:: Short exercise ::
Pull each line containing "upon" out of the data and copy it.

:: Data to use ::

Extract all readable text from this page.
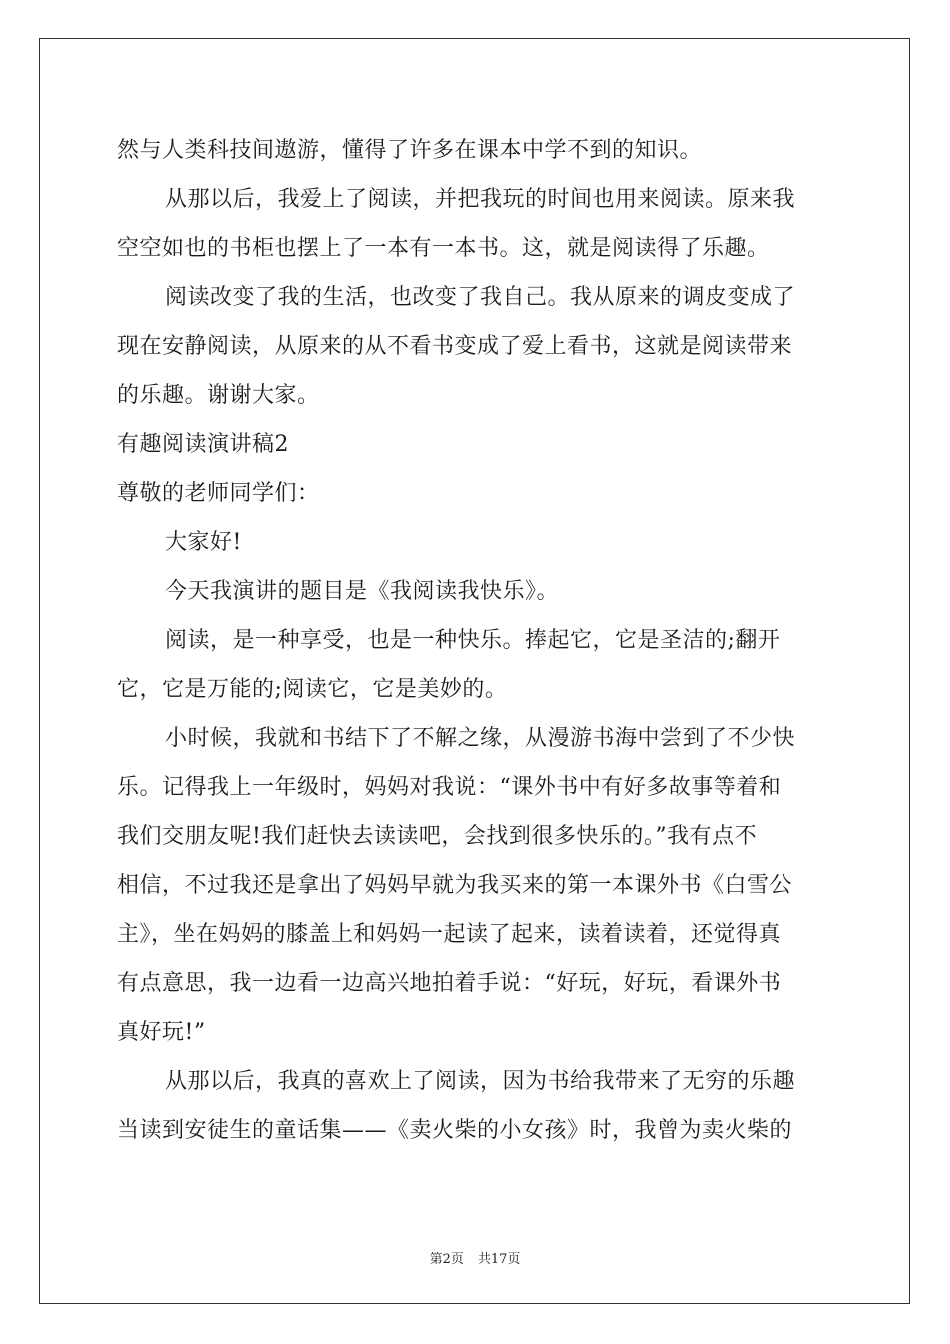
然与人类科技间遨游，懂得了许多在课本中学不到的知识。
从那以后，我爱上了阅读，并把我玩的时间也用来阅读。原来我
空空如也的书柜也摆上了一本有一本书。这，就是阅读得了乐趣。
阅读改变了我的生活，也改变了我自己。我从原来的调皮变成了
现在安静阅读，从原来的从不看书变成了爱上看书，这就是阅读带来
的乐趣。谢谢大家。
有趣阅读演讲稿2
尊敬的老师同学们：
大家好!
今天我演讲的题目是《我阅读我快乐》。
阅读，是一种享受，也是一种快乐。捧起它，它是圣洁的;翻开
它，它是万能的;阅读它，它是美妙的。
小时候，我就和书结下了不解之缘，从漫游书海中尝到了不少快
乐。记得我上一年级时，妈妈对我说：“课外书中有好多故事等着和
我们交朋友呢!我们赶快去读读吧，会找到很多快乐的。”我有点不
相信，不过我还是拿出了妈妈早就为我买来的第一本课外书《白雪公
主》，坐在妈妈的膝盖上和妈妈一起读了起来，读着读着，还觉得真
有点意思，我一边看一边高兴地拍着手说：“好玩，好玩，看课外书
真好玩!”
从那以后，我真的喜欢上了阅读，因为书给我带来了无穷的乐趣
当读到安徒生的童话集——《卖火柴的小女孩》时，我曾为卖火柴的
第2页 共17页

---

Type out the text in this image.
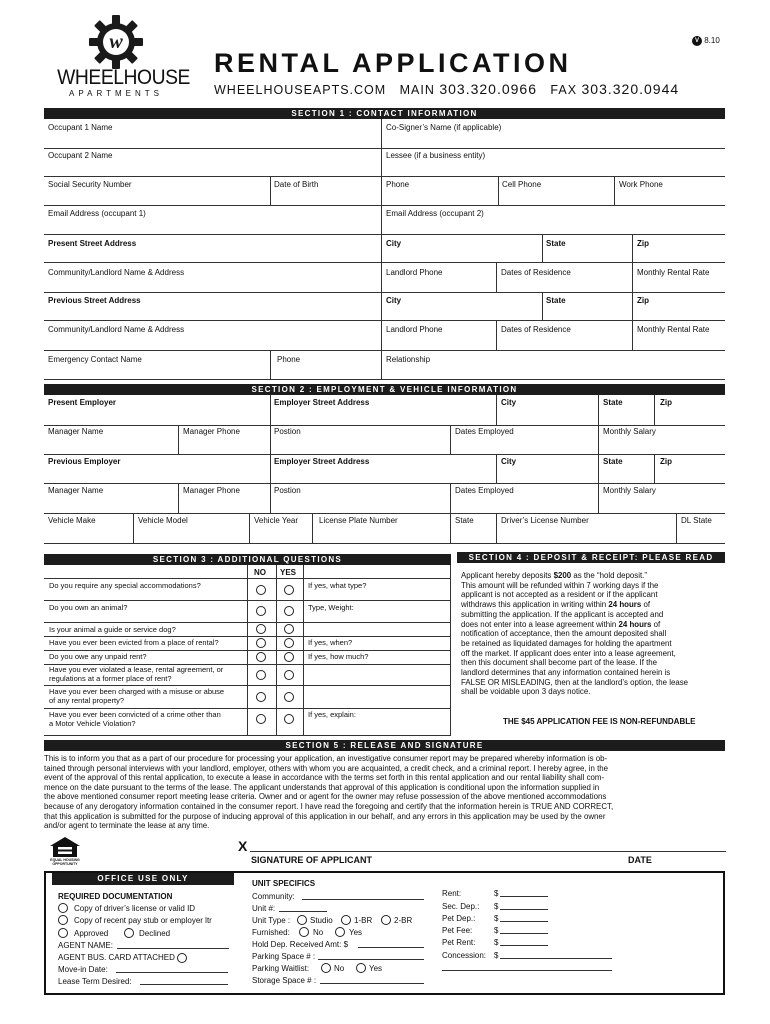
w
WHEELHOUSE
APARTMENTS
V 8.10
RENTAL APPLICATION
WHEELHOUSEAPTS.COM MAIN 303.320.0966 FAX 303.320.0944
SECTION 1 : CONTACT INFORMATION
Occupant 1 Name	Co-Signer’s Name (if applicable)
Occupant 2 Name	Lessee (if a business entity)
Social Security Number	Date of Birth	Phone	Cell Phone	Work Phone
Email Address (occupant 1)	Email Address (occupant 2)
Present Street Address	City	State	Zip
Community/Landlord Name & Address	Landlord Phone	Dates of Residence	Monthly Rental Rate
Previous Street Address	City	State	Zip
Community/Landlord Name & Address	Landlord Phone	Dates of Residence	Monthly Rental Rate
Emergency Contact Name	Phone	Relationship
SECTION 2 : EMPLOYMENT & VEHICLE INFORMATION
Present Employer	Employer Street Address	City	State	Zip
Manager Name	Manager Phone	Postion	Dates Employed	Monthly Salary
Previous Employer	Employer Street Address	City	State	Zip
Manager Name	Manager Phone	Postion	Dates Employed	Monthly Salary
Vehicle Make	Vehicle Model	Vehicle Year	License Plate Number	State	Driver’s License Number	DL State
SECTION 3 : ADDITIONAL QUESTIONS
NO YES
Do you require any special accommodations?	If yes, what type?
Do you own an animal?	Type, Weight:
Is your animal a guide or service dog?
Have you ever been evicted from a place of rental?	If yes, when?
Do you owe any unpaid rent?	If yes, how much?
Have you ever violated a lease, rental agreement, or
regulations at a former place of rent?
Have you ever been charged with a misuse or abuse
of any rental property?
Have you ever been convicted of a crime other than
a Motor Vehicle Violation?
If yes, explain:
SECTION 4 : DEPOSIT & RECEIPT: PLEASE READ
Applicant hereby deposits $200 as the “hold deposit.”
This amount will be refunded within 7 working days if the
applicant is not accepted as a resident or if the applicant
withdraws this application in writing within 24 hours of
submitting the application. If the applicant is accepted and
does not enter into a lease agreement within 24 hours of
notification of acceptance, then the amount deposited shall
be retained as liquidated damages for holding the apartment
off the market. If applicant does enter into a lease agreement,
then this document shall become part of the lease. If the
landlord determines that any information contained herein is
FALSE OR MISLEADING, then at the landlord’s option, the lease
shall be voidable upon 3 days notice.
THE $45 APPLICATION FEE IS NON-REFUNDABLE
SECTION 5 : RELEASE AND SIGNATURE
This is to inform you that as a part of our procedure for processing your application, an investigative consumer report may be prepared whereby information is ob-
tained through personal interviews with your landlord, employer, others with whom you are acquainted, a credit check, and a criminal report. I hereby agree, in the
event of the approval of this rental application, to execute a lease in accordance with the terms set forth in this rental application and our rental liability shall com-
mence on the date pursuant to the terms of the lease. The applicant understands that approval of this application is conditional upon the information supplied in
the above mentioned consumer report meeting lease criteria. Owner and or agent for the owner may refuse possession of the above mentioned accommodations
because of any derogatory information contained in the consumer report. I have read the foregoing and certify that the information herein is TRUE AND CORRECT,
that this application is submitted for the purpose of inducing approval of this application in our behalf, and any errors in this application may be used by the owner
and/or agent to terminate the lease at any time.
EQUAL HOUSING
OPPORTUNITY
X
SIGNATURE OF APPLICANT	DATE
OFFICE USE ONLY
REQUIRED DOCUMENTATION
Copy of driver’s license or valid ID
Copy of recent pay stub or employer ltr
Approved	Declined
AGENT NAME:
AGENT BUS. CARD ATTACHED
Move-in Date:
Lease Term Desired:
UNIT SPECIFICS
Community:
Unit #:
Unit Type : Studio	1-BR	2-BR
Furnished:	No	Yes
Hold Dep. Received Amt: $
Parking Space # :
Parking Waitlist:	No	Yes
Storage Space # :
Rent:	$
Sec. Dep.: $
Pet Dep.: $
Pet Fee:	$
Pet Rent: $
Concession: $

:: Worked answer ::
shall be voidable upon 3 days notice.
mence on the date pursuant to the terms of the lease. The applicant understands that approval of this application is conditional upon the information supplied in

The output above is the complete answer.